Reproduce the material in full, exactly as written.

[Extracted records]
===============
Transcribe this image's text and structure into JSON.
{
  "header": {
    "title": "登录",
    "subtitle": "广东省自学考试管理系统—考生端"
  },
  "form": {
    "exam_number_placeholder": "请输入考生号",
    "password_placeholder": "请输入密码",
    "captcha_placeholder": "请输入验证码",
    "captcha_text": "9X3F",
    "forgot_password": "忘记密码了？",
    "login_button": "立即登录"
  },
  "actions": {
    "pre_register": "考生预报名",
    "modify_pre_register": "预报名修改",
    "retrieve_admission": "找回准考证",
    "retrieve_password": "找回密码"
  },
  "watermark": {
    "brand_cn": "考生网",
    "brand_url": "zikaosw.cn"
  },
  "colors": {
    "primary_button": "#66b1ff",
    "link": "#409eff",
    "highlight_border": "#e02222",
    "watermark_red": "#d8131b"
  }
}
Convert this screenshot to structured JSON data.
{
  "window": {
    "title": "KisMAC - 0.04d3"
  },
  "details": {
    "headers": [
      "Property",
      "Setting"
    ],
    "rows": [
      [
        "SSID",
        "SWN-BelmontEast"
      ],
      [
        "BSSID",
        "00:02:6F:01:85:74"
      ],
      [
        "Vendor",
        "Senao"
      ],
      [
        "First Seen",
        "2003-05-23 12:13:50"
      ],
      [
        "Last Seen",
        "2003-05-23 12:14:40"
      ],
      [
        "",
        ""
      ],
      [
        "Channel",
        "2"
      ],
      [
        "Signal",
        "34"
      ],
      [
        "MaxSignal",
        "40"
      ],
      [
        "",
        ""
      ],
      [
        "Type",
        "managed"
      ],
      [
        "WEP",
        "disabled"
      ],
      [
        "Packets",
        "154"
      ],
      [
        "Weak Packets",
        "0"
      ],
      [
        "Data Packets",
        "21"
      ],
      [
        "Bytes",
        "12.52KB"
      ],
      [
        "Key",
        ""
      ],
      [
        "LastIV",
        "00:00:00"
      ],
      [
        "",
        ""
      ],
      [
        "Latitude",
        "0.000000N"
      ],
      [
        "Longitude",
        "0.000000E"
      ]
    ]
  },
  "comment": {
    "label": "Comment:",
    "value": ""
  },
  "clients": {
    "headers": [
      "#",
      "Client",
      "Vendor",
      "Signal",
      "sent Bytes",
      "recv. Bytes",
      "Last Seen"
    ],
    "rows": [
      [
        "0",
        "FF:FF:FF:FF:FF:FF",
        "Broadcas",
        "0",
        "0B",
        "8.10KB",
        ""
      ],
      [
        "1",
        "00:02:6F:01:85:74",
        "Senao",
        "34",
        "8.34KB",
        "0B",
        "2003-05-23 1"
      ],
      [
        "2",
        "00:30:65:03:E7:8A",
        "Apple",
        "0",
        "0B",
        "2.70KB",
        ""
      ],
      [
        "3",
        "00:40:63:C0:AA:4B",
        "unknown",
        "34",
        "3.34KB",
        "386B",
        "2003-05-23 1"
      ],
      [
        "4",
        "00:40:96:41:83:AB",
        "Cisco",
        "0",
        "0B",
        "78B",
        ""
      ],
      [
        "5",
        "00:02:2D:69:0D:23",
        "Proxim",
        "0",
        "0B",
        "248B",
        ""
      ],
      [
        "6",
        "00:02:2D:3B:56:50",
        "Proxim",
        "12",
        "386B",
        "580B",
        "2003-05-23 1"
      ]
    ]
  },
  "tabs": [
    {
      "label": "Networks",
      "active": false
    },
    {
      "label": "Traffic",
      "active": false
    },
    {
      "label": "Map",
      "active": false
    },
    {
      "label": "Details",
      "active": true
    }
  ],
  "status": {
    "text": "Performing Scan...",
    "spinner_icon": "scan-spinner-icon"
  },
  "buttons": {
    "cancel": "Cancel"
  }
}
===============
# [EXERCISE OUTPUT]
Transcribe this image's text and structure into JSON.
{
  "header": {
    "title": "登录",
    "subtitle": "广东省自学考试管理系统—考生端"
  },
  "form": {
    "exam_number_placeholder": "请输入考生号",
    "password_placeholder": "请输入密码",
    "captcha_placeholder": "请输入验证码",
    "captcha_text": "9X3F",
    "forgot_password": "忘记密码了？",
    "login_button": "立即登录"
  },
  "actions": {
    "pre_register": "考生预报名",
    "modify_pre_register": "预报名修改",
    "retrieve_admission": "找回准考证",
    "retrieve_password": "找回密码"
  },
  "watermark": {
    "brand_cn": "考生网",
    "brand_url": "zikaosw.cn"
  },
  "colors": {
    "primary_button": "#66b1ff",
    "link": "#409eff",
    "highlight_border": "#e02222",
    "watermark_red": "#d8131b"
  }
}
Convert this screenshot to structured JSON data.
{
  "window": {
    "title": "KisMAC - 0.04d3"
  },
  "details": {
    "headers": [
      "Property",
      "Setting"
    ],
    "rows": [
      [
        "SSID",
        "SWN-BelmontEast"
      ],
      [
        "BSSID",
        "00:02:6F:01:85:74"
      ],
      [
        "Vendor",
        "Senao"
      ],
      [
        "First Seen",
        "2003-05-23 12:13:50"
      ],
      [
        "Last Seen",
        "2003-05-23 12:14:40"
      ],
      [
        "",
        ""
      ],
      [
        "Channel",
        "2"
      ],
      [
        "Signal",
        "34"
      ],
      [
        "MaxSignal",
        "40"
      ],
      [
        "",
        ""
      ],
      [
        "Type",
        "managed"
      ],
      [
        "WEP",
        "disabled"
      ],
      [
        "Packets",
        "154"
      ],
      [
        "Weak Packets",
        "0"
      ],
      [
        "Data Packets",
        "21"
      ],
      [
        "Bytes",
        "12.52KB"
      ],
      [
        "Key",
        ""
      ],
      [
        "LastIV",
        "00:00:00"
      ],
      [
        "",
        ""
      ],
      [
        "Latitude",
        "0.000000N"
      ],
      [
        "Longitude",
        "0.000000E"
      ]
    ]
  },
  "comment": {
    "label": "Comment:",
    "value": ""
  },
  "clients": {
    "headers": [
      "#",
      "Client",
      "Vendor",
      "Signal",
      "sent Bytes",
      "recv. Bytes",
      "Last Seen"
    ],
    "rows": [
      [
        "0",
        "FF:FF:FF:FF:FF:FF",
        "Broadcas",
        "0",
        "0B",
        "8.10KB",
        ""
      ],
      [
        "1",
        "00:02:6F:01:85:74",
        "Senao",
        "34",
        "8.34KB",
        "0B",
        "2003-05-23 1"
      ],
      [
        "2",
        "00:30:65:03:E7:8A",
        "Apple",
        "0",
        "0B",
        "2.70KB",
        ""
      ],
      [
        "3",
        "00:40:63:C0:AA:4B",
        "unknown",
        "34",
        "3.34KB",
        "386B",
        "2003-05-23 1"
      ],
      [
        "4",
        "00:40:96:41:83:AB",
        "Cisco",
        "0",
        "0B",
        "78B",
        ""
      ],
      [
        "5",
        "00:02:2D:69:0D:23",
        "Proxim",
        "0",
        "0B",
        "248B",
        ""
      ],
      [
        "6",
        "00:02:2D:3B:56:50",
        "Proxim",
        "12",
        "386B",
        "580B",
        "2003-05-23 1"
      ]
    ]
  },
  "tabs": [
    {
      "label": "Networks",
      "active": false
    },
    {
      "label": "Traffic",
      "active": false
    },
    {
      "label": "Map",
      "active": false
    },
    {
      "label": "Details",
      "active": true
    }
  ],
  "status": {
    "text": "Performing Scan...",
    "spinner_icon": "scan-spinner-icon"
  },
  "buttons": {
    "cancel": "Cancel"
  }
}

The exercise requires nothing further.